## PASSAGE TO READ
--- start ---
Continuum Audio Labs Caliburn turntable & Cobra tonearm Page 3

The bearing assembly rides on a rigid, sliding cross arm platform made from stainless-steel. This is terminated in a large-diameter ring that fits over a steel cylinder associated with a worm-gear mechanism, both of which are surrounded by a massive stainless-steel tower attached to the armboard. The vertical tracking angle (VTA) can be adjusted on the fly by loosening a pair of thumbscrews on the side of the tower and turning a top-mounted calibrated knob.

A tonearm's antiskating force needs to gradually increase across the plane of play, in order to compensate for the increasing skating effect as the arm travels toward the end of the record. The Cobra does this automatically. The arm's antiskating mechanism, designed in conjunction with analog wiz Wally Malewicz (whom Doehmann also consulted about the Cobra's geometry and other aspects of its design), comprises a lever arm and a sliding-weight mechanism actuated by an O-ring-attached string linked to the tonearm.

Continuum uses a single run of copper Litz cable from the cartridge clips to the RCA plugs (other wiring options are available). The wire emerges from a small hole drilled in the arm directly above the pivot in order to eliminate wire-induced torquing of the arm. A U-shaped support mounted atop the arm tower acts as a strain relief and holds the wires vertically, allowing them to shift direction toward the rear of the 'table, where they're secured via a terminal block securely affixed to the chassis with a Velcro-like material.

To change armtubes, you disconnect the RCA plugs from your phono preamp, free the wires from the strain relief, slide the antiskate thread's O-ring from the lever, carefully peel the terminal block from the chassis, and lift off the arm. Replacing an armtube should take no more than a minute—VTF is already set, and azimuth and VTA can be quickly reset using the provided scales.

Despite its cumbersome appearance, the Cobra was an effortless tracker—among the best I've encountered. As with the Graham Engineering Phantom arm, the Cobra's ability to cleanly track even the most highly modulated inner grooves made me wonder why anyone bothers with the hassles of tangential trackers.

Using the Caliburn
Place a record on the platter, put the rubber suction cup over the spindle to create the vacuum seal, push the Vacuum button, then the correct platter-speed button. Within seconds, the record is flattened down onto the platter's surface. The vacuum pump is essentially silent—it hums barely audibly for a few seconds, then goes quiet as the vacuum holds without continued pumping pressure. After you hit the speed button there's a three-second pause before the platter begins to spin, but within seven seconds it's up to speed. (All three speeds are easily adjustable.) Lower the stylus and give a listen to what your $90,000 has bought you.
--- end ---
## PROVIDED MATERIAL
--- start ---
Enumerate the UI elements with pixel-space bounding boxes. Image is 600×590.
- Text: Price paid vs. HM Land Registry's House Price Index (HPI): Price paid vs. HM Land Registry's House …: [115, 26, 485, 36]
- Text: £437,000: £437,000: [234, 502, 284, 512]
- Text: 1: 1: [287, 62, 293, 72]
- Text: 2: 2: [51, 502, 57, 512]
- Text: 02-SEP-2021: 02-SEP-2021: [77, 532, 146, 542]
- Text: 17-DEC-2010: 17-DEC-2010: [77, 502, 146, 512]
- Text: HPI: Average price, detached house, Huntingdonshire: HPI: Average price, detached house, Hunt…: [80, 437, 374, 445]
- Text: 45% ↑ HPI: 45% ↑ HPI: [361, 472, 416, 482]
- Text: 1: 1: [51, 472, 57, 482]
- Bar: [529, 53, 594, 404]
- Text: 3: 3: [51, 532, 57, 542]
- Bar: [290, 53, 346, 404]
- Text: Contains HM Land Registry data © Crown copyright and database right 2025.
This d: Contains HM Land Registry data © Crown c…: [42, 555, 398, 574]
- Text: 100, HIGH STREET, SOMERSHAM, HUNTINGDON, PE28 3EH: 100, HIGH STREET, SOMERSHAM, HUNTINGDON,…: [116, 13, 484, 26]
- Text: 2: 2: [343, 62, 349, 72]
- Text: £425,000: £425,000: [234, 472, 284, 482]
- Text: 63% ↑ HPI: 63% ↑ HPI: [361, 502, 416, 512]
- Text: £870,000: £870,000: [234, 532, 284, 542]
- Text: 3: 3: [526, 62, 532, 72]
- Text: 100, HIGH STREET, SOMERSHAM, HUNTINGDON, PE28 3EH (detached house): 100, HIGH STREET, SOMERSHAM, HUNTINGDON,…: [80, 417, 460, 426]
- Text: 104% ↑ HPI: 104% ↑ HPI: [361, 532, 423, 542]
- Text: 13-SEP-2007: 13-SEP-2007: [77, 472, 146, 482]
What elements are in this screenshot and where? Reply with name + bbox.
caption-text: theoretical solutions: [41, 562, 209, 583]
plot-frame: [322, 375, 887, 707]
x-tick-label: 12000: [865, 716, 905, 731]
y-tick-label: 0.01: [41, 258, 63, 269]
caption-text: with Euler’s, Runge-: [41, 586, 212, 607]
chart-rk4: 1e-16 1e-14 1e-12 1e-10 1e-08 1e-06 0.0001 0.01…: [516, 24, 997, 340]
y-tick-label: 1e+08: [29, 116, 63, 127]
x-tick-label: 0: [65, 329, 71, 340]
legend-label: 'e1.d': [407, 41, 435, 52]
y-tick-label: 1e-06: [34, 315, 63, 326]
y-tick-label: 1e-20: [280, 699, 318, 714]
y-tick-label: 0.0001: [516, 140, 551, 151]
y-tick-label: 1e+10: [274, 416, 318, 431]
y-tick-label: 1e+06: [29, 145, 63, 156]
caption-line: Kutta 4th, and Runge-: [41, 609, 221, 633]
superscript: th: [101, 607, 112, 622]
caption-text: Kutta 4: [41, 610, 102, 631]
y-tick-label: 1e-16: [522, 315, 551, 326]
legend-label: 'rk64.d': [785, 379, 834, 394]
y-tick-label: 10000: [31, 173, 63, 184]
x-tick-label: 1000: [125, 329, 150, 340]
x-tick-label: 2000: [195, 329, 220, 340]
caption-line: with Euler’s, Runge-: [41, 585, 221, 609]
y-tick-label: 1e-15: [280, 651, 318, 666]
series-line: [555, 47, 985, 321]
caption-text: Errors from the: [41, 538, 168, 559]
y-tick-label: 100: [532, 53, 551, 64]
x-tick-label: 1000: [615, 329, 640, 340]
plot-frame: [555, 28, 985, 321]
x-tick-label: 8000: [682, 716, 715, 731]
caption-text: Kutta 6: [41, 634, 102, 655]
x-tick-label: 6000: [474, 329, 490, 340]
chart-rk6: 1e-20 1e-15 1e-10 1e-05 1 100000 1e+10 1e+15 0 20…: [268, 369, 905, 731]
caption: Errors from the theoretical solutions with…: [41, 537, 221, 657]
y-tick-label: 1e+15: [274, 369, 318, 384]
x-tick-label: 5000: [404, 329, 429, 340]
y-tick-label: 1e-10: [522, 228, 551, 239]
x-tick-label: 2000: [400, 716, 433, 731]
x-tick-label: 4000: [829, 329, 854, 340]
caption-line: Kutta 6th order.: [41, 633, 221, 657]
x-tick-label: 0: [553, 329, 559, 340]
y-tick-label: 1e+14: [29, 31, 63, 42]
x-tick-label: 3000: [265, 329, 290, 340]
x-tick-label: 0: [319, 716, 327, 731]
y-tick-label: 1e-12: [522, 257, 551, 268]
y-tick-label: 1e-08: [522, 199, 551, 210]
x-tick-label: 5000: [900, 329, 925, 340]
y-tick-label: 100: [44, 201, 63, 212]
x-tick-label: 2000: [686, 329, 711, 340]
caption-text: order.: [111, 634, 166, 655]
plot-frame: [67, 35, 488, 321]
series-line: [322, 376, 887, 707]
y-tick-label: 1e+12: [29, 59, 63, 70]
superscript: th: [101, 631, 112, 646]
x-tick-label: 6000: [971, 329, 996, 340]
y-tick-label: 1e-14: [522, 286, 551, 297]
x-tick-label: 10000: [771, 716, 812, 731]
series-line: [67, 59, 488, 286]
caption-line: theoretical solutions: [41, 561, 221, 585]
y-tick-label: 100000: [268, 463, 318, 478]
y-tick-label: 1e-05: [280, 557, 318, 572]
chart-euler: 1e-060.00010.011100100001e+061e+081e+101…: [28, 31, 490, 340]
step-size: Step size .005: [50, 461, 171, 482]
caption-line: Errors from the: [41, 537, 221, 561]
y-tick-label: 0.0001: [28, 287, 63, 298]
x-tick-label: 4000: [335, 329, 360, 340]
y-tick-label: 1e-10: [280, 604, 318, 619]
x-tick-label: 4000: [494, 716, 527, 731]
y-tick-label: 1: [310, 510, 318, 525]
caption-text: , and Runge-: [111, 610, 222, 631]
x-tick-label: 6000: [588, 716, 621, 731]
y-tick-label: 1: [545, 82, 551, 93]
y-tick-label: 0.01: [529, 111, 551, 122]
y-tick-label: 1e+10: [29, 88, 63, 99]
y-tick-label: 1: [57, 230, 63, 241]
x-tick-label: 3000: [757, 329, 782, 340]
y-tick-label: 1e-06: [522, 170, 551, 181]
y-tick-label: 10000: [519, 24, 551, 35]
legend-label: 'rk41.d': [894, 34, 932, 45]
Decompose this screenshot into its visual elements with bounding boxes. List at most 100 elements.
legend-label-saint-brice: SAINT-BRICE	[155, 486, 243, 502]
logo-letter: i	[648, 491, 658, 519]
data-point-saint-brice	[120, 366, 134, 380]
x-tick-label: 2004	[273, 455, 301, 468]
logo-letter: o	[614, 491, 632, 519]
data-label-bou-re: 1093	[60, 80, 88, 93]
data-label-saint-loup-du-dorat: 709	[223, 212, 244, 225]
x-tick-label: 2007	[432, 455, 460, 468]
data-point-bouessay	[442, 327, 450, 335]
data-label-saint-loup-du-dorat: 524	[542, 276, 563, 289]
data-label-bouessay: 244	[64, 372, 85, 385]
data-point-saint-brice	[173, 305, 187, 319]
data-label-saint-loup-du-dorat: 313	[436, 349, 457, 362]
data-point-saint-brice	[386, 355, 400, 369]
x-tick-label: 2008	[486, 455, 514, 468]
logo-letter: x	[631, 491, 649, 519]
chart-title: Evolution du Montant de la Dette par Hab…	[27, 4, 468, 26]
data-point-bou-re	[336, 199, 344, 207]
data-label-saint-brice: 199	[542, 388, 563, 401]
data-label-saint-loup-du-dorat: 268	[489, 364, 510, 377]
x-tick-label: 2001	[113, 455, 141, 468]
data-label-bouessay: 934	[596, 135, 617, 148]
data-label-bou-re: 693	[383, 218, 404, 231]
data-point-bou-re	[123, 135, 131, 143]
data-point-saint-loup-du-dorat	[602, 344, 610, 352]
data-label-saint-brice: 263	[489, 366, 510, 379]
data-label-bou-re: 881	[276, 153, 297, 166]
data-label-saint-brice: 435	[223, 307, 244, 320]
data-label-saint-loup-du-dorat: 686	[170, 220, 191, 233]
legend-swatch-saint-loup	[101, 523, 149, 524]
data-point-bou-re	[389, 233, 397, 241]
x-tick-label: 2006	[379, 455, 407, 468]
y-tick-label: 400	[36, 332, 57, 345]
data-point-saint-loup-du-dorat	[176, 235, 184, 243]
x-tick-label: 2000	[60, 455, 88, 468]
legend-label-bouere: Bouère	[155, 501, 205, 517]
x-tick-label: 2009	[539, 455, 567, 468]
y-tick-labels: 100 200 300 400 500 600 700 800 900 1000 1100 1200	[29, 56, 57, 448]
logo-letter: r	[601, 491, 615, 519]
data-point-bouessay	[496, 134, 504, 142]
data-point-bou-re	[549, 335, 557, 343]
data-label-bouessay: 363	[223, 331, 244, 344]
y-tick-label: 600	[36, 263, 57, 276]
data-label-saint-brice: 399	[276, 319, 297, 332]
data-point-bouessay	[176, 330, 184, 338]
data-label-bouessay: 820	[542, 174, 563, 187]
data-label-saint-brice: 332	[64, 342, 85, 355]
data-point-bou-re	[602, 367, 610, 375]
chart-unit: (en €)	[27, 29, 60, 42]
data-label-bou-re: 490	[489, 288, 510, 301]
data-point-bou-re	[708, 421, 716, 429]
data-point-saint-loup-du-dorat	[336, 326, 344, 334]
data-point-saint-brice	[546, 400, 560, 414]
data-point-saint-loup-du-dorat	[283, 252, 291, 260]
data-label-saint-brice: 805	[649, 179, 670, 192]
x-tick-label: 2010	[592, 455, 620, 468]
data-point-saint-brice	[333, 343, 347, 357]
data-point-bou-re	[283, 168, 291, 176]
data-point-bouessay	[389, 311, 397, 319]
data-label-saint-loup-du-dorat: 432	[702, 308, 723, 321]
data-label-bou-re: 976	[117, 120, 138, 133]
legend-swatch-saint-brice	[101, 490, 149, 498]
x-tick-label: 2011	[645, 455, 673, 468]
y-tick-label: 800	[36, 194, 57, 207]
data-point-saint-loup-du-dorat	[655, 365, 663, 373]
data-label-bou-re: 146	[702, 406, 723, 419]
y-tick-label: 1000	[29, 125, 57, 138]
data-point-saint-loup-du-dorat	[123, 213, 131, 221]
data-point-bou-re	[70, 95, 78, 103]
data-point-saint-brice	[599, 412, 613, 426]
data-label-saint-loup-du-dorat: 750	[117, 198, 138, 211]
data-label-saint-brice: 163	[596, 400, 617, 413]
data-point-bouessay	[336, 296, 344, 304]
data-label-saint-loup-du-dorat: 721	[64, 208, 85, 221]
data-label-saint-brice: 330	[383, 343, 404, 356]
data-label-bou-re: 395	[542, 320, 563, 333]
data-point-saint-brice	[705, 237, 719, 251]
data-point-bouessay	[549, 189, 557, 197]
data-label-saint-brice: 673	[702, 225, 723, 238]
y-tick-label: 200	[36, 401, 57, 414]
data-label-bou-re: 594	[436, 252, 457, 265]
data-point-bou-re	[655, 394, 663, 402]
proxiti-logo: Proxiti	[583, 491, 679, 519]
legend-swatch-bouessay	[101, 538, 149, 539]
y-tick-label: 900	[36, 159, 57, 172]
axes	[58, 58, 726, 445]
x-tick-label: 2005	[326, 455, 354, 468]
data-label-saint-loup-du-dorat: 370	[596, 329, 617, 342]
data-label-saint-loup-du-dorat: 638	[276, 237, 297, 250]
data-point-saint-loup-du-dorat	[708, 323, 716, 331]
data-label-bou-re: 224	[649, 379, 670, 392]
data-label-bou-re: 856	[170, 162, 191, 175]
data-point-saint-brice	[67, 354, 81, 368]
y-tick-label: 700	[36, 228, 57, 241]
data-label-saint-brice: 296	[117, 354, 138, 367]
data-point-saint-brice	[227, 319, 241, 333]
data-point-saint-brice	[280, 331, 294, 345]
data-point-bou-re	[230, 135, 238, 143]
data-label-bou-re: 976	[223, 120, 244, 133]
--- end ---
## EXERCISES
A) In the text about the Caliburn turntable and Cobra tonearm, write out the part from "Despite its cumbersome" to "of tangential trackers.", substituting "superb" for "effortless".
B) Copy the listing verbatim from its first line to the line with "- Text: 17-DEC-2010: 17-DEC-2010: [77, 502, 146, 512]", including both.
The text and the listing have no connection to each other.

## FULL SOLUTIONS
A)
Despite its cumbersome appearance, the Cobra was an superb tracker—among the best I've encountered. As with the Graham Engineering Phantom arm, the Cobra's ability to cleanly track even the most highly modulated inner grooves made me wonder why anyone bothers with the hassles of tangential trackers.

B)
Enumerate the UI elements with pixel-space bounding boxes. Image is 600×590.
- Text: Price paid vs. HM Land Registry's House Price Index (HPI): Price paid vs. HM Land Registry's House …: [115, 26, 485, 36]
- Text: £437,000: £437,000: [234, 502, 284, 512]
- Text: 1: 1: [287, 62, 293, 72]
- Text: 2: 2: [51, 502, 57, 512]
- Text: 02-SEP-2021: 02-SEP-2021: [77, 532, 146, 542]
- Text: 17-DEC-2010: 17-DEC-2010: [77, 502, 146, 512]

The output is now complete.